[Source records]
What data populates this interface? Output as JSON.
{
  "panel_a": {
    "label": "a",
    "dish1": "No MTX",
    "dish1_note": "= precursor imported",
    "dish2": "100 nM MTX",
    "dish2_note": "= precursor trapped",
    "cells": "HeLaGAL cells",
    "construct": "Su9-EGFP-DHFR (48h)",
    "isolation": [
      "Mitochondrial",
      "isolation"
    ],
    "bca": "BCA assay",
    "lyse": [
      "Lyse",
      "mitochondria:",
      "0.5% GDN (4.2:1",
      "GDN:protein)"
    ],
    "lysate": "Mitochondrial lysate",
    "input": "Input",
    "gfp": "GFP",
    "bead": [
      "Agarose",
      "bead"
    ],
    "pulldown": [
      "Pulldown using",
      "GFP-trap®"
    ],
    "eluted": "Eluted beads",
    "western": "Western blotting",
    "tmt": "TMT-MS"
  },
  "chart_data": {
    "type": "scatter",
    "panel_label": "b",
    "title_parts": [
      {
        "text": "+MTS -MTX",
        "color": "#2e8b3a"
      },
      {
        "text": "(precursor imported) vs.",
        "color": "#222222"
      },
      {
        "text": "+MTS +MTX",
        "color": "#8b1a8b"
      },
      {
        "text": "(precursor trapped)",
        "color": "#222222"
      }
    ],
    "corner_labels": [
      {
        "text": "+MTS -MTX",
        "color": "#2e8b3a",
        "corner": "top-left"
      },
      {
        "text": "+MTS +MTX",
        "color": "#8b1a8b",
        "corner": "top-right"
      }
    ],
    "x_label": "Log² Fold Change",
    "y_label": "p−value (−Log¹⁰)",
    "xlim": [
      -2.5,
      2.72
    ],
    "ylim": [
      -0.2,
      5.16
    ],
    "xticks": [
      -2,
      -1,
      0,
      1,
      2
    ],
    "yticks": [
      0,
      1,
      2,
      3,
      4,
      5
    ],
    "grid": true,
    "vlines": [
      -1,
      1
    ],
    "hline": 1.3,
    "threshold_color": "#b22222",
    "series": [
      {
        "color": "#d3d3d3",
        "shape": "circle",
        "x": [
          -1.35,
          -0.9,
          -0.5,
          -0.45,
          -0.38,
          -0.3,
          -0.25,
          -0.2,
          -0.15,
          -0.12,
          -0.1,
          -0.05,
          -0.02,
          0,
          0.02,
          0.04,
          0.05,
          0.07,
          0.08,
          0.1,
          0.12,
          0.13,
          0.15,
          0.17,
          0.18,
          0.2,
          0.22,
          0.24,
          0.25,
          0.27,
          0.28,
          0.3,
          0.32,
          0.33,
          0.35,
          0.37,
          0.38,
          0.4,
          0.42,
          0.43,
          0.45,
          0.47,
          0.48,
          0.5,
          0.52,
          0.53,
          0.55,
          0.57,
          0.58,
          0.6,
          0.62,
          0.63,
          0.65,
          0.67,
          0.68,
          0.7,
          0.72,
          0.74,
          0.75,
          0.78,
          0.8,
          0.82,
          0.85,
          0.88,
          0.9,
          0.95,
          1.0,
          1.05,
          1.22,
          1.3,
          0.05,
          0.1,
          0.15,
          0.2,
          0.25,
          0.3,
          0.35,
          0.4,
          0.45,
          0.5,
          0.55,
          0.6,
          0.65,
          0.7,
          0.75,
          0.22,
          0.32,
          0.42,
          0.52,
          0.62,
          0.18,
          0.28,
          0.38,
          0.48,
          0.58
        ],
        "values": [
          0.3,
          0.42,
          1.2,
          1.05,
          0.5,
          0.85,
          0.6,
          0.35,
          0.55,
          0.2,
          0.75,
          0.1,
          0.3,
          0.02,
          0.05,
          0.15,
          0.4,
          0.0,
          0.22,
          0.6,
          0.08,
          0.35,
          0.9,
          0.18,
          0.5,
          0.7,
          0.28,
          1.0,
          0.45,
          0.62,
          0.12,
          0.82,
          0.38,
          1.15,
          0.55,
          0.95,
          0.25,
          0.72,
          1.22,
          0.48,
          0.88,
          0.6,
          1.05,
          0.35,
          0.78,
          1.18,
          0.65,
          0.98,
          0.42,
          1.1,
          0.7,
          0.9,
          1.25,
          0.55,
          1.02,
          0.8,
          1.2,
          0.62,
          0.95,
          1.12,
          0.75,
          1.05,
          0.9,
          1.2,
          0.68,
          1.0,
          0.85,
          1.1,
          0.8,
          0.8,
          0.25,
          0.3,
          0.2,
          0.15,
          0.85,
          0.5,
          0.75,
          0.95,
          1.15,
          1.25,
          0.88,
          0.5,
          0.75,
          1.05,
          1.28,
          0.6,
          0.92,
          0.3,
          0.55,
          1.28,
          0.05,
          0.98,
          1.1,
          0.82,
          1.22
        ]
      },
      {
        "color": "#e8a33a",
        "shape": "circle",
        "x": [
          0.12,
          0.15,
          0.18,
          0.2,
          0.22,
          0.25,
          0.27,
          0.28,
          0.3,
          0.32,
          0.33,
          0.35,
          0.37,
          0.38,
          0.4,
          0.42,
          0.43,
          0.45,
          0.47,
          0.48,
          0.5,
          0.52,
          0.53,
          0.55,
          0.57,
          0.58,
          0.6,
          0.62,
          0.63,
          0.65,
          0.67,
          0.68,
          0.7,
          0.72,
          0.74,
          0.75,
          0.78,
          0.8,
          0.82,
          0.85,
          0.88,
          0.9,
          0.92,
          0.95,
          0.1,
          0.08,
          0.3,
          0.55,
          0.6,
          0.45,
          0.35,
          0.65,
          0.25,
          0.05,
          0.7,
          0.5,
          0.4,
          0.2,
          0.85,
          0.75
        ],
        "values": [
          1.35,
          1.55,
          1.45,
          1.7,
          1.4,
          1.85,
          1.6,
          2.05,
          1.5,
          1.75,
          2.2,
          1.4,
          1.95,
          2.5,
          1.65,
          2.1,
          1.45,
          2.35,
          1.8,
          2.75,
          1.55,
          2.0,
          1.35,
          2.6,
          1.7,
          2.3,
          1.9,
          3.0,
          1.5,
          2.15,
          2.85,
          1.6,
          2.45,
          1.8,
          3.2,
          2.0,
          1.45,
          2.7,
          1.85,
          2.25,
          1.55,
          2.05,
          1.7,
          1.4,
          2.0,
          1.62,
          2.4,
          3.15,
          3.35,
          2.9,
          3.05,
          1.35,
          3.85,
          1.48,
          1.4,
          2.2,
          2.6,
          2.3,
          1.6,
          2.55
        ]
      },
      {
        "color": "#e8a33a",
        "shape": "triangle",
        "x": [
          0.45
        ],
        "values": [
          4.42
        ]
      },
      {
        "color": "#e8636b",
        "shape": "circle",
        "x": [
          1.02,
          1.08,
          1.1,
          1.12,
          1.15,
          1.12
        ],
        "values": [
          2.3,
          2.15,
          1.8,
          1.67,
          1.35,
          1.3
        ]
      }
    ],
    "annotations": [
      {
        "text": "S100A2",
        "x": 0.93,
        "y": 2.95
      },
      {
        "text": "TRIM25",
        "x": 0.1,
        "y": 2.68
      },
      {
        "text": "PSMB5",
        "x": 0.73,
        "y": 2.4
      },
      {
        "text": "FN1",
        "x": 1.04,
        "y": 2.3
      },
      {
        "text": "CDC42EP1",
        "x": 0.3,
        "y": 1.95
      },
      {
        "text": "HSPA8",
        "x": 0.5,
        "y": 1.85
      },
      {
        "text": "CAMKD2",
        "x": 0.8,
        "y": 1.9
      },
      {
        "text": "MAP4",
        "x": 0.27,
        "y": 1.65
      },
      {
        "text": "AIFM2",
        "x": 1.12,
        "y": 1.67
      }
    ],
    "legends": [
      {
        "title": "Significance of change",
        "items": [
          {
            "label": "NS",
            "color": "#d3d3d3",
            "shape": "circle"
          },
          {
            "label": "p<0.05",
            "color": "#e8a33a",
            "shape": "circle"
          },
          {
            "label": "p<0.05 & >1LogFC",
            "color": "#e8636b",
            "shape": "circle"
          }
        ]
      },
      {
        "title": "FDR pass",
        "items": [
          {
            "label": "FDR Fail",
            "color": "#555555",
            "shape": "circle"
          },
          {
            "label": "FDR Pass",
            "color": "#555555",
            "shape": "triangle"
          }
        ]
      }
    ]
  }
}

== WHAT THE TASK ASKS ==
When you find a line in the records that contains the word "imported", copy it.

== OUTPUT BELOW ==
    "dish1_note": "= precursor imported",
        "text": "(precursor imported) vs.",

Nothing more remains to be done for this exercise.